= What the task asks =
Below are some records. How many of their lines contain the string "tuzing"? Give the number only.

= Data to use =
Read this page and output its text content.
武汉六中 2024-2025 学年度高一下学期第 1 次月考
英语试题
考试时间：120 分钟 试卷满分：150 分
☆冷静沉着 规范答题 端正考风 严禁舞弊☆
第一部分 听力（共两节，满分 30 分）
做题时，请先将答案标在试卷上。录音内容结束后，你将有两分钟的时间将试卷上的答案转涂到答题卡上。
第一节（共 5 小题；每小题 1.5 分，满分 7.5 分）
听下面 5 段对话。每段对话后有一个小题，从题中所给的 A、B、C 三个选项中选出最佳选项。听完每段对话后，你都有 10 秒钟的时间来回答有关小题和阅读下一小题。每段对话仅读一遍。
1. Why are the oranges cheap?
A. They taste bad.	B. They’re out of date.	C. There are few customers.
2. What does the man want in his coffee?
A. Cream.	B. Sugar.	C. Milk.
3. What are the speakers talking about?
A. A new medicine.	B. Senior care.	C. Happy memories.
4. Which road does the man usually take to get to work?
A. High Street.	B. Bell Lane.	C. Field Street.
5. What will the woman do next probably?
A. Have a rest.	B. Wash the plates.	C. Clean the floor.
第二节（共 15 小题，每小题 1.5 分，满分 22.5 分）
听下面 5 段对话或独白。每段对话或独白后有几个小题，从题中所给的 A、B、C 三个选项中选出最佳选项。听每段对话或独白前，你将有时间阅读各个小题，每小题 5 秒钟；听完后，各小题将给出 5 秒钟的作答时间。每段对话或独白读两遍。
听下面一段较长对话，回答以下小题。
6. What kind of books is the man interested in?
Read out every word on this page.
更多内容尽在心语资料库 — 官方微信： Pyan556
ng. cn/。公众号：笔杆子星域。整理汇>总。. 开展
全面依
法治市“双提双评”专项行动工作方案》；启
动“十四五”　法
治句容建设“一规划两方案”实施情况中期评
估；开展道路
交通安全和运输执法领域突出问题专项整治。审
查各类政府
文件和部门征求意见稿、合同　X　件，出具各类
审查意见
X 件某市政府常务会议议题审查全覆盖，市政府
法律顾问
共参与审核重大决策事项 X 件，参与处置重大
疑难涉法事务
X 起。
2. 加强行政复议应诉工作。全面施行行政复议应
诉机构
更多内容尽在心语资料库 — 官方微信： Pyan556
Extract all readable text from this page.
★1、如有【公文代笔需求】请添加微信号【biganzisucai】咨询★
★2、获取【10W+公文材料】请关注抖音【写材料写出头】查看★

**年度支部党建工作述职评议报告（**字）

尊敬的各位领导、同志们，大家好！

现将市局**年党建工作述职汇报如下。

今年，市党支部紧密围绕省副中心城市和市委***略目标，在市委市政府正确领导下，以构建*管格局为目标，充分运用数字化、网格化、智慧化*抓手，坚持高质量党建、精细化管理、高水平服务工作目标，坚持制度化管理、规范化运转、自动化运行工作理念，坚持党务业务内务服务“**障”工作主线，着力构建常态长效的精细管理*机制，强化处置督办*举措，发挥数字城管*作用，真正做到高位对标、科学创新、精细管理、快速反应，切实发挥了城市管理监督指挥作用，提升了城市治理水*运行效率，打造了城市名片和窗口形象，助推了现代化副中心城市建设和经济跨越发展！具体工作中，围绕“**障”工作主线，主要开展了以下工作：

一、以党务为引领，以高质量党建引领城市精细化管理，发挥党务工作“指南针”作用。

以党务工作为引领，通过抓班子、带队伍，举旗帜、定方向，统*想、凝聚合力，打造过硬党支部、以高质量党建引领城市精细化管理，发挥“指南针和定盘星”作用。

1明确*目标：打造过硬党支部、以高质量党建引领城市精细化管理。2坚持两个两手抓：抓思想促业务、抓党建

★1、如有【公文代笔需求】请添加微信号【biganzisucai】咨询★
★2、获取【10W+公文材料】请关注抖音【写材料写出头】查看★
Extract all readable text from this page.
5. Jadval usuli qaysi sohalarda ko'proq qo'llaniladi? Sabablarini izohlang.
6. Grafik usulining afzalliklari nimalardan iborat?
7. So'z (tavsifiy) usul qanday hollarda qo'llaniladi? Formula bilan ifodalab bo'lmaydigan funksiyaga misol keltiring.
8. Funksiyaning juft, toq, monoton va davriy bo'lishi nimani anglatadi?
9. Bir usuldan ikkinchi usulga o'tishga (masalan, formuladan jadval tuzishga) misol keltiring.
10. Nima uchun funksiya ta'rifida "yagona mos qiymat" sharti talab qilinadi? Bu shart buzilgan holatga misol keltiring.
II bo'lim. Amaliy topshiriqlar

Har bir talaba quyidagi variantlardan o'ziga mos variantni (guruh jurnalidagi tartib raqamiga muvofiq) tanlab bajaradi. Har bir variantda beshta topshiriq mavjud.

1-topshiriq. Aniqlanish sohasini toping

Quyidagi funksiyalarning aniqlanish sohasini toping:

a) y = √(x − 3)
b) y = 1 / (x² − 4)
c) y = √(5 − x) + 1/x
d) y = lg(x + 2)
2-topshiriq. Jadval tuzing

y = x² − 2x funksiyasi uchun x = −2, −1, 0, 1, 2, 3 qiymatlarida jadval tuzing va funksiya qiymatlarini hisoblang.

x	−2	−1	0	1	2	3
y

= Output for this exercise =
2